* _Task requirements_
Below is a block of records; return all of them exactly, but without the images.

━━━━━ Input for this task

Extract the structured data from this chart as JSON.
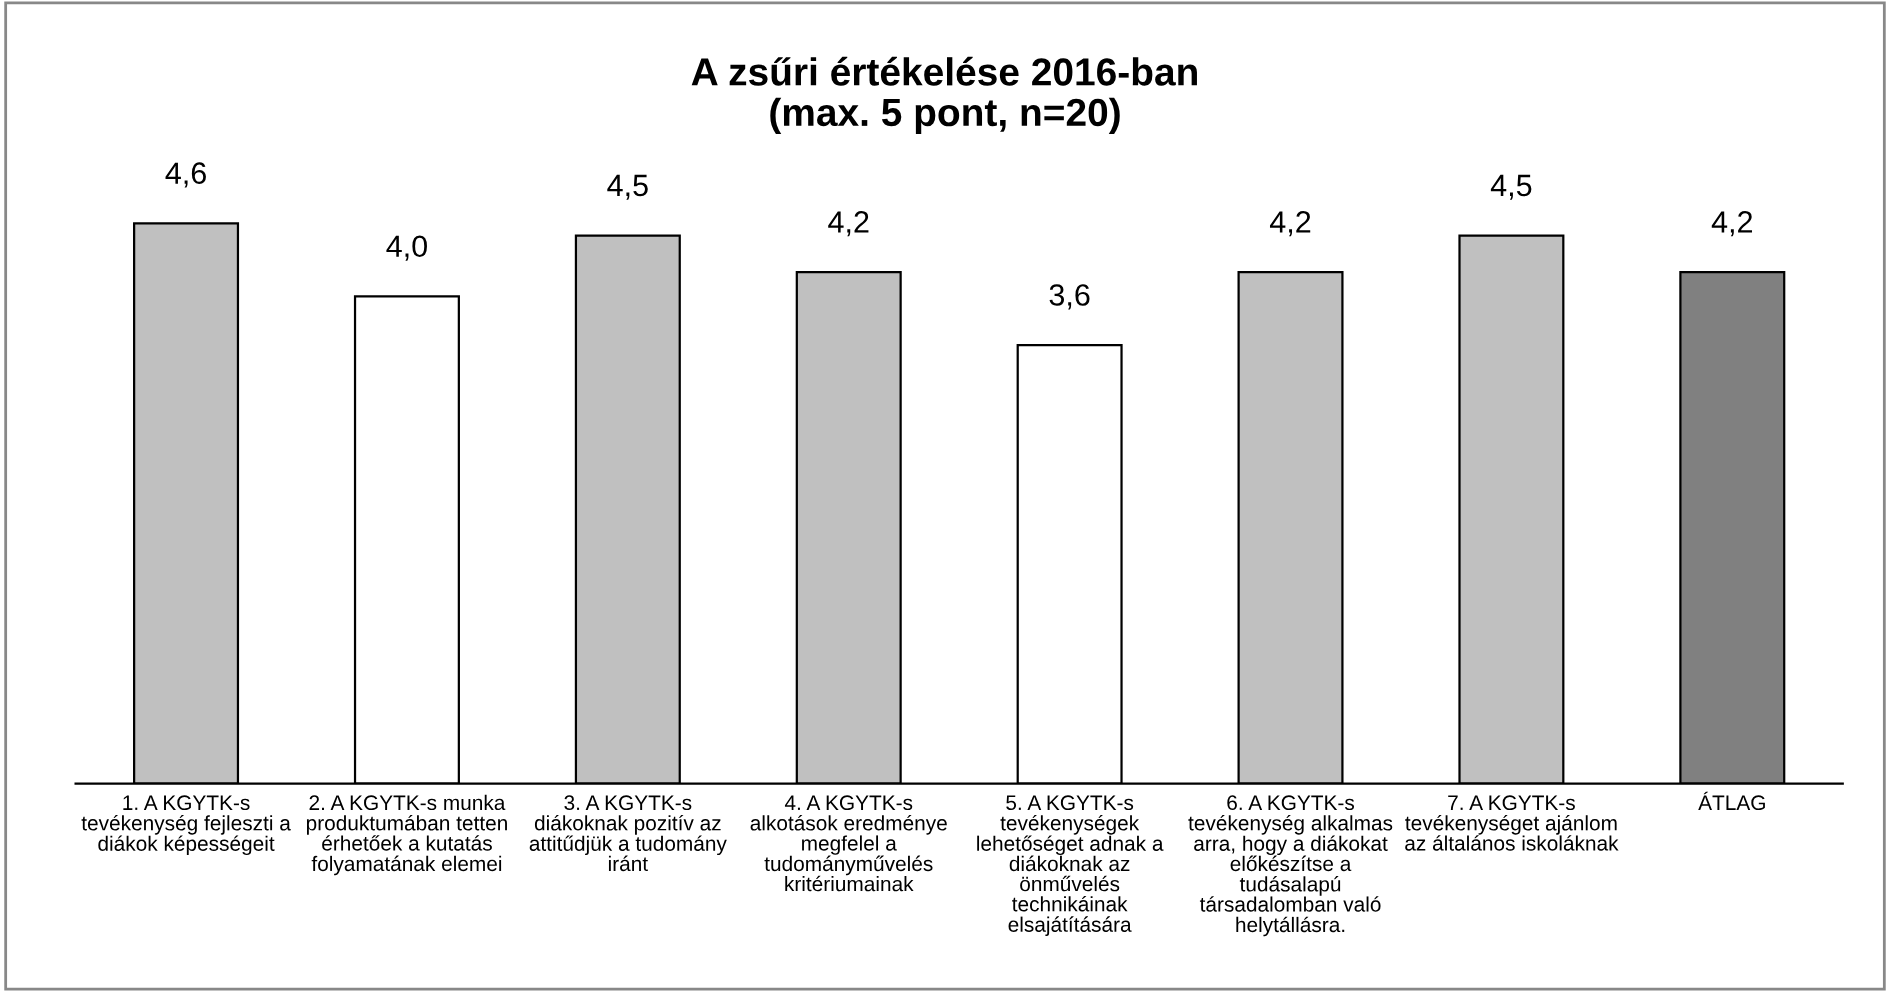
{
  "chart_data": {
    "type": "bar",
    "title": "A zsűri értékelése 2016-ban\n(max. 5 pont, n=20)",
    "categories": [
      "1. A KGYTK-s\ntevékenység fejleszti a\ndiákok képességeit",
      "2. A KGYTK-s munka\nproduktumában tetten\nérhetőek a kutatás\nfolyamatának elemei",
      "3. A KGYTK-s\ndiákoknak pozitív az\nattitűdjük a tudomány\niránt",
      "4. A KGYTK-s\nalkotások eredménye\nmegfelel a\ntudományművelés\nkritériumainak",
      "5. A KGYTK-s\ntevékenységek\nlehetőséget adnak a\ndiákoknak az\nönművelés\ntechnikáinak\nelsajátítására",
      "6. A KGYTK-s\ntevékenység alkalmas\narra, hogy a diákokat\nelőkészítse a\ntudásalapú\ntársadalomban való\nhelytállásra.",
      "7. A KGYTK-s\ntevékenységet ajánlom\naz általános iskoláknak",
      "ÁTLAG"
    ],
    "values": [
      4.6,
      4.0,
      4.5,
      4.2,
      3.6,
      4.2,
      4.5,
      4.2
    ],
    "value_labels": [
      "4,6",
      "4,0",
      "4,5",
      "4,2",
      "3,6",
      "4,2",
      "4,5",
      "4,2"
    ],
    "colors": [
      "#c0c0c0",
      "#ffffff",
      "#c0c0c0",
      "#c0c0c0",
      "#ffffff",
      "#c0c0c0",
      "#c0c0c0",
      "#808080"
    ],
    "grid": false,
    "legend": false
  }
}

━━━━━━━━━━

* _Result of the task_
Extract the structured data from this chart as JSON.
{
  "chart_data": {
    "type": "bar",
    "title": "A zsűri értékelése 2016-ban\n(max. 5 pont, n=20)",
    "categories": [
      "1. A KGYTK-s\ntevékenység fejleszti a\ndiákok képességeit",
      "2. A KGYTK-s munka\nproduktumában tetten\nérhetőek a kutatás\nfolyamatának elemei",
      "3. A KGYTK-s\ndiákoknak pozitív az\nattitűdjük a tudomány\niránt",
      "4. A KGYTK-s\nalkotások eredménye\nmegfelel a\ntudományművelés\nkritériumainak",
      "5. A KGYTK-s\ntevékenységek\nlehetőséget adnak a\ndiákoknak az\nönművelés\ntechnikáinak\nelsajátítására",
      "6. A KGYTK-s\ntevékenység alkalmas\narra, hogy a diákokat\nelőkészítse a\ntudásalapú\ntársadalomban való\nhelytállásra.",
      "7. A KGYTK-s\ntevékenységet ajánlom\naz általános iskoláknak",
      "ÁTLAG"
    ],
    "values": [
      4.6,
      4.0,
      4.5,
      4.2,
      3.6,
      4.2,
      4.5,
      4.2
    ],
    "value_labels": [
      "4,6",
      "4,0",
      "4,5",
      "4,2",
      "3,6",
      "4,2",
      "4,5",
      "4,2"
    ],
    "colors": [
      "#c0c0c0",
      "#ffffff",
      "#c0c0c0",
      "#c0c0c0",
      "#ffffff",
      "#c0c0c0",
      "#c0c0c0",
      "#808080"
    ],
    "grid": false,
    "legend": false
  }
}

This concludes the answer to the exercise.